- _DIRECTIONS_
Go through the listing below and list every line with "page".

- _DATA FOR THIS TASK_

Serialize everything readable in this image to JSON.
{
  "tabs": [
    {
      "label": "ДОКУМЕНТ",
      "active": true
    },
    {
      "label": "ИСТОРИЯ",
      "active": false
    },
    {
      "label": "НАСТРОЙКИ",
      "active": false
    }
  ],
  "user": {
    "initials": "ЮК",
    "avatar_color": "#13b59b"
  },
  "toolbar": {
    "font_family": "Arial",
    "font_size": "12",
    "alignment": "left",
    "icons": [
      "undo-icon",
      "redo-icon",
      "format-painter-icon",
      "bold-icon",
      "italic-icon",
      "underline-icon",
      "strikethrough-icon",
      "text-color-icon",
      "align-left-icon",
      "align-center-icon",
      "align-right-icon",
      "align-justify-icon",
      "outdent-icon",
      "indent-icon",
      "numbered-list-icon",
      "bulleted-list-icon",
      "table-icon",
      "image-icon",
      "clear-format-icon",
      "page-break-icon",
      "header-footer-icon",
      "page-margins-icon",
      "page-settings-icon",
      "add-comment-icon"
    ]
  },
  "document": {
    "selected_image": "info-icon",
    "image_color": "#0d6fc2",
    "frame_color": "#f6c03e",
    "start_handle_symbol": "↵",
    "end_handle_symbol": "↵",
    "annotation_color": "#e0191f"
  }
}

- _ANSWER FOR THE TASK_
      "page-break-icon",
      "page-margins-icon",
      "page-settings-icon",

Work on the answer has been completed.